**What to do**
Write the material out again in full, word for word. Do not include the pictures.

(Records from a dataset)

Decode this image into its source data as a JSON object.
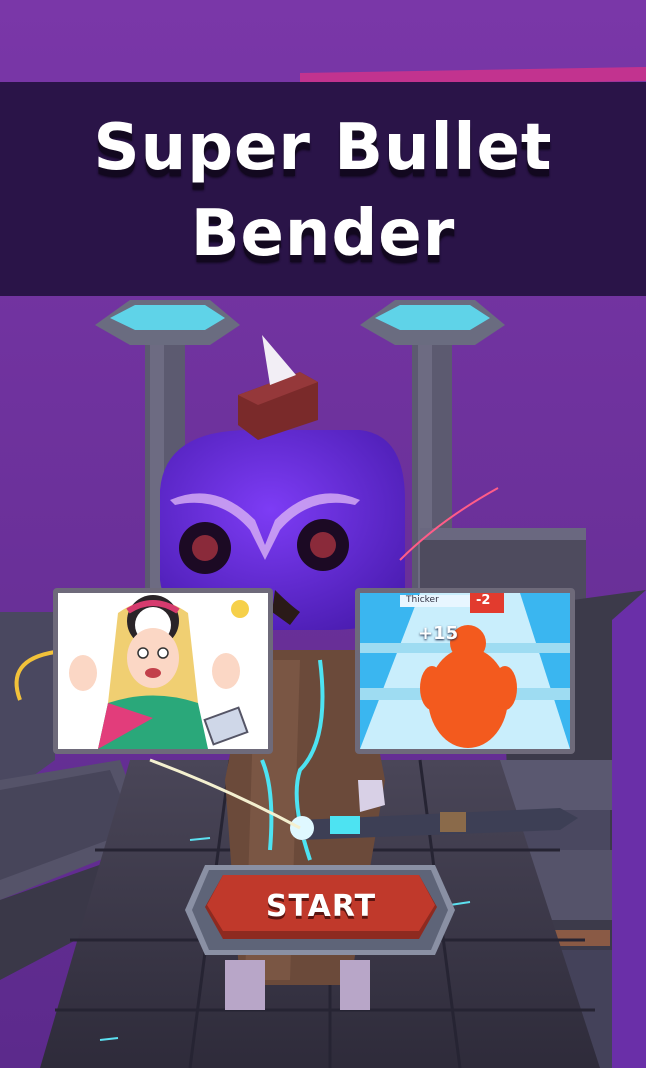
{
  "game": {
    "title_line1": "Super Bullet",
    "title_line2": "Bender",
    "start_label": "START"
  },
  "ads": [
    {
      "name": "puzzle-game-ad"
    },
    {
      "name": "runner-game-ad",
      "label": "Thicker",
      "badge_plus": "+15",
      "badge_minus": "-2"
    }
  ],
  "colors": {
    "background": "#6d2f9a",
    "banner": "#2a1448",
    "start_button": "#c0392b",
    "character_head": "#6a2ce0"
  }
}
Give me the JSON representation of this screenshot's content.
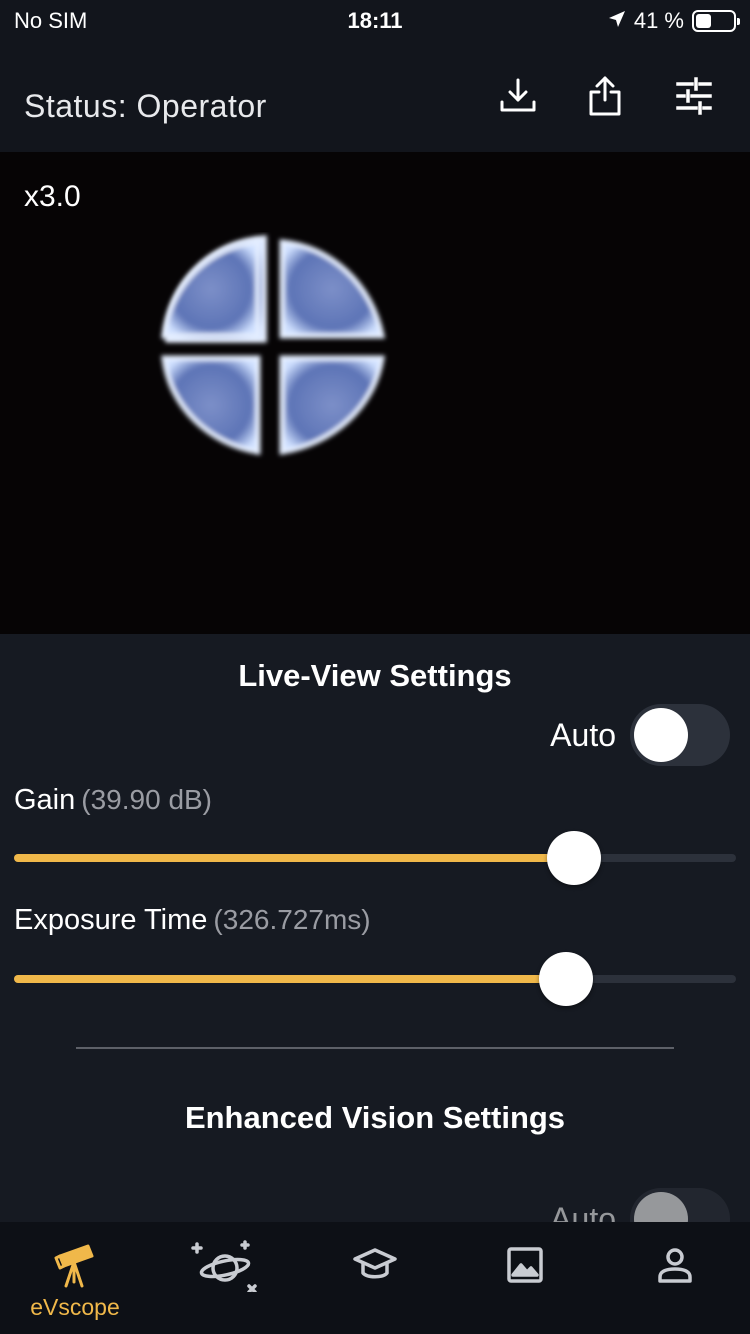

**Expected answer**
Decode this image into its source data as a JSON object.
{
  "game": {
    "title_line1": "Super Bullet",
    "title_line2": "Bender",
    "start_label": "START"
  },
  "ads": [
    {
      "name": "puzzle-game-ad"
    },
    {
      "name": "runner-game-ad",
      "label": "Thicker",
      "badge_plus": "+15",
      "badge_minus": "-2"
    }
  ],
  "colors": {
    "background": "#6d2f9a",
    "banner": "#2a1448",
    "start_button": "#c0392b",
    "character_head": "#6a2ce0"
  }
}
Give me the JSON representation of this screenshot's content.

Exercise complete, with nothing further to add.